[Objective]
Please print the full listing exactly.

══ Extracted information ══

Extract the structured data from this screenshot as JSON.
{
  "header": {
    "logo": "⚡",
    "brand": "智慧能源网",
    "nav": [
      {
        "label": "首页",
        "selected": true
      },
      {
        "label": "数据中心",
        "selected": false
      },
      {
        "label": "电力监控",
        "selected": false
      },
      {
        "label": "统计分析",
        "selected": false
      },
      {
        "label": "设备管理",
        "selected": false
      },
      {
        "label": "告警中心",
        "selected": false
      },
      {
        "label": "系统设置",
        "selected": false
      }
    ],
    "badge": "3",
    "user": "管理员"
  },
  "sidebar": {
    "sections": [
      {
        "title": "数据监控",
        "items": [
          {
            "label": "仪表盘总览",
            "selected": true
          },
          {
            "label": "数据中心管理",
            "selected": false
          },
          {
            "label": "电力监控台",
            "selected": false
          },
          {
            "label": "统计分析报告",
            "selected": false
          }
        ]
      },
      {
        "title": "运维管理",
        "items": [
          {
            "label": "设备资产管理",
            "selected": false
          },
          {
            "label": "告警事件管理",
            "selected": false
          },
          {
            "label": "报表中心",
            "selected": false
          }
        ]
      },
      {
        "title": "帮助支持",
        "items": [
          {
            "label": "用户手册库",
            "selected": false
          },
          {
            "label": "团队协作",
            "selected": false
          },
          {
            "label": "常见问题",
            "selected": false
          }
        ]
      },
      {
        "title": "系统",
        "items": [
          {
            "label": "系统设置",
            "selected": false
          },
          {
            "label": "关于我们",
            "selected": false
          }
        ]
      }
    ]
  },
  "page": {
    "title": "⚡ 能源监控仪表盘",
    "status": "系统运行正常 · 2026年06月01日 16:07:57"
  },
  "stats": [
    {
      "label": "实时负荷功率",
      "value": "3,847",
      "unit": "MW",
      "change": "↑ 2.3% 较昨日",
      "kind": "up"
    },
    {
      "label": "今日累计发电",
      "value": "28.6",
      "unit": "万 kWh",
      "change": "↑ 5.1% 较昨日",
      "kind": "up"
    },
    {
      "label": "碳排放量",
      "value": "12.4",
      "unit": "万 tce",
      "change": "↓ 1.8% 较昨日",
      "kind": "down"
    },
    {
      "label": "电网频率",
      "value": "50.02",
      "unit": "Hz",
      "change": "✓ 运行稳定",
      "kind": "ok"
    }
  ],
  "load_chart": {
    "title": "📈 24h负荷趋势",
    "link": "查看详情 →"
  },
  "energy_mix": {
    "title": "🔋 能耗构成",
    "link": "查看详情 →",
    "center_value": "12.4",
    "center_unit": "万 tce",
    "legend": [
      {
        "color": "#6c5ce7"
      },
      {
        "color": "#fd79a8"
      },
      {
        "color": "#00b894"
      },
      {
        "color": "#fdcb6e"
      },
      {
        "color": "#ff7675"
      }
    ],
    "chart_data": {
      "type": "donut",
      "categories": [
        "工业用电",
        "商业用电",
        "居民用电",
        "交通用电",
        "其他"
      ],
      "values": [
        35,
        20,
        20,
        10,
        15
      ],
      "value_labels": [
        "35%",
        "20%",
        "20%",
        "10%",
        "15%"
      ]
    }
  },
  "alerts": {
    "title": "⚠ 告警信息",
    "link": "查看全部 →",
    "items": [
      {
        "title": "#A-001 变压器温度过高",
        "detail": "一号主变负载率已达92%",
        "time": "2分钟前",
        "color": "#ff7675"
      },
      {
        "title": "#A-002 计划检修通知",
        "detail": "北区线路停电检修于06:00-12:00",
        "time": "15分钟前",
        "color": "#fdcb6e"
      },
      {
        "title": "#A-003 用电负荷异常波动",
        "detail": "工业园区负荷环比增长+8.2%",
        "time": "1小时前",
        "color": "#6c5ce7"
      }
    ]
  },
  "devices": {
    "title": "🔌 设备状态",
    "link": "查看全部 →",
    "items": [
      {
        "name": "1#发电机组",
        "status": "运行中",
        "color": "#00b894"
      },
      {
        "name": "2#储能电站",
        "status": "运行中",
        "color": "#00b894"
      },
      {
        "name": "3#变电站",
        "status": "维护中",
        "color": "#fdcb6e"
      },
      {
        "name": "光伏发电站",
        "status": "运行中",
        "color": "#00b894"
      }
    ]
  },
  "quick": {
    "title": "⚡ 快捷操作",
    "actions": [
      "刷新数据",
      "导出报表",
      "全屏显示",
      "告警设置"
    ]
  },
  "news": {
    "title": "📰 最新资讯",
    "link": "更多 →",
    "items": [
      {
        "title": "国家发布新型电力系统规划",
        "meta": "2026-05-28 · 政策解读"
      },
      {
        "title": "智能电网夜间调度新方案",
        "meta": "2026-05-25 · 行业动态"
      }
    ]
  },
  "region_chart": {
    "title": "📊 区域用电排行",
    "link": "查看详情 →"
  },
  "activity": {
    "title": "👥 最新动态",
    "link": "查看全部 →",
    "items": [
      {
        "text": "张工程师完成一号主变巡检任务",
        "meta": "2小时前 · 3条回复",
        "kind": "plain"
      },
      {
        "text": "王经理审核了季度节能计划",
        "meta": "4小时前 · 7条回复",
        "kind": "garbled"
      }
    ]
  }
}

═══

[Solution to this exercise]
Extract the structured data from this screenshot as JSON.
{
  "header": {
    "logo": "⚡",
    "brand": "智慧能源网",
    "nav": [
      {
        "label": "首页",
        "selected": true
      },
      {
        "label": "数据中心",
        "selected": false
      },
      {
        "label": "电力监控",
        "selected": false
      },
      {
        "label": "统计分析",
        "selected": false
      },
      {
        "label": "设备管理",
        "selected": false
      },
      {
        "label": "告警中心",
        "selected": false
      },
      {
        "label": "系统设置",
        "selected": false
      }
    ],
    "badge": "3",
    "user": "管理员"
  },
  "sidebar": {
    "sections": [
      {
        "title": "数据监控",
        "items": [
          {
            "label": "仪表盘总览",
            "selected": true
          },
          {
            "label": "数据中心管理",
            "selected": false
          },
          {
            "label": "电力监控台",
            "selected": false
          },
          {
            "label": "统计分析报告",
            "selected": false
          }
        ]
      },
      {
        "title": "运维管理",
        "items": [
          {
            "label": "设备资产管理",
            "selected": false
          },
          {
            "label": "告警事件管理",
            "selected": false
          },
          {
            "label": "报表中心",
            "selected": false
          }
        ]
      },
      {
        "title": "帮助支持",
        "items": [
          {
            "label": "用户手册库",
            "selected": false
          },
          {
            "label": "团队协作",
            "selected": false
          },
          {
            "label": "常见问题",
            "selected": false
          }
        ]
      },
      {
        "title": "系统",
        "items": [
          {
            "label": "系统设置",
            "selected": false
          },
          {
            "label": "关于我们",
            "selected": false
          }
        ]
      }
    ]
  },
  "page": {
    "title": "⚡ 能源监控仪表盘",
    "status": "系统运行正常 · 2026年06月01日 16:07:57"
  },
  "stats": [
    {
      "label": "实时负荷功率",
      "value": "3,847",
      "unit": "MW",
      "change": "↑ 2.3% 较昨日",
      "kind": "up"
    },
    {
      "label": "今日累计发电",
      "value": "28.6",
      "unit": "万 kWh",
      "change": "↑ 5.1% 较昨日",
      "kind": "up"
    },
    {
      "label": "碳排放量",
      "value": "12.4",
      "unit": "万 tce",
      "change": "↓ 1.8% 较昨日",
      "kind": "down"
    },
    {
      "label": "电网频率",
      "value": "50.02",
      "unit": "Hz",
      "change": "✓ 运行稳定",
      "kind": "ok"
    }
  ],
  "load_chart": {
    "title": "📈 24h负荷趋势",
    "link": "查看详情 →"
  },
  "energy_mix": {
    "title": "🔋 能耗构成",
    "link": "查看详情 →",
    "center_value": "12.4",
    "center_unit": "万 tce",
    "legend": [
      {
        "color": "#6c5ce7"
      },
      {
        "color": "#fd79a8"
      },
      {
        "color": "#00b894"
      },
      {
        "color": "#fdcb6e"
      },
      {
        "color": "#ff7675"
      }
    ],
    "chart_data": {
      "type": "donut",
      "categories": [
        "工业用电",
        "商业用电",
        "居民用电",
        "交通用电",
        "其他"
      ],
      "values": [
        35,
        20,
        20,
        10,
        15
      ],
      "value_labels": [
        "35%",
        "20%",
        "20%",
        "10%",
        "15%"
      ]
    }
  },
  "alerts": {
    "title": "⚠ 告警信息",
    "link": "查看全部 →",
    "items": [
      {
        "title": "#A-001 变压器温度过高",
        "detail": "一号主变负载率已达92%",
        "time": "2分钟前",
        "color": "#ff7675"
      },
      {
        "title": "#A-002 计划检修通知",
        "detail": "北区线路停电检修于06:00-12:00",
        "time": "15分钟前",
        "color": "#fdcb6e"
      },
      {
        "title": "#A-003 用电负荷异常波动",
        "detail": "工业园区负荷环比增长+8.2%",
        "time": "1小时前",
        "color": "#6c5ce7"
      }
    ]
  },
  "devices": {
    "title": "🔌 设备状态",
    "link": "查看全部 →",
    "items": [
      {
        "name": "1#发电机组",
        "status": "运行中",
        "color": "#00b894"
      },
      {
        "name": "2#储能电站",
        "status": "运行中",
        "color": "#00b894"
      },
      {
        "name": "3#变电站",
        "status": "维护中",
        "color": "#fdcb6e"
      },
      {
        "name": "光伏发电站",
        "status": "运行中",
        "color": "#00b894"
      }
    ]
  },
  "quick": {
    "title": "⚡ 快捷操作",
    "actions": [
      "刷新数据",
      "导出报表",
      "全屏显示",
      "告警设置"
    ]
  },
  "news": {
    "title": "📰 最新资讯",
    "link": "更多 →",
    "items": [
      {
        "title": "国家发布新型电力系统规划",
        "meta": "2026-05-28 · 政策解读"
      },
      {
        "title": "智能电网夜间调度新方案",
        "meta": "2026-05-25 · 行业动态"
      }
    ]
  },
  "region_chart": {
    "title": "📊 区域用电排行",
    "link": "查看详情 →"
  },
  "activity": {
    "title": "👥 最新动态",
    "link": "查看全部 →",
    "items": [
      {
        "text": "张工程师完成一号主变巡检任务",
        "meta": "2小时前 · 3条回复",
        "kind": "plain"
      },
      {
        "text": "王经理审核了季度节能计划",
        "meta": "4小时前 · 7条回复",
        "kind": "garbled"
      }
    ]
  }
}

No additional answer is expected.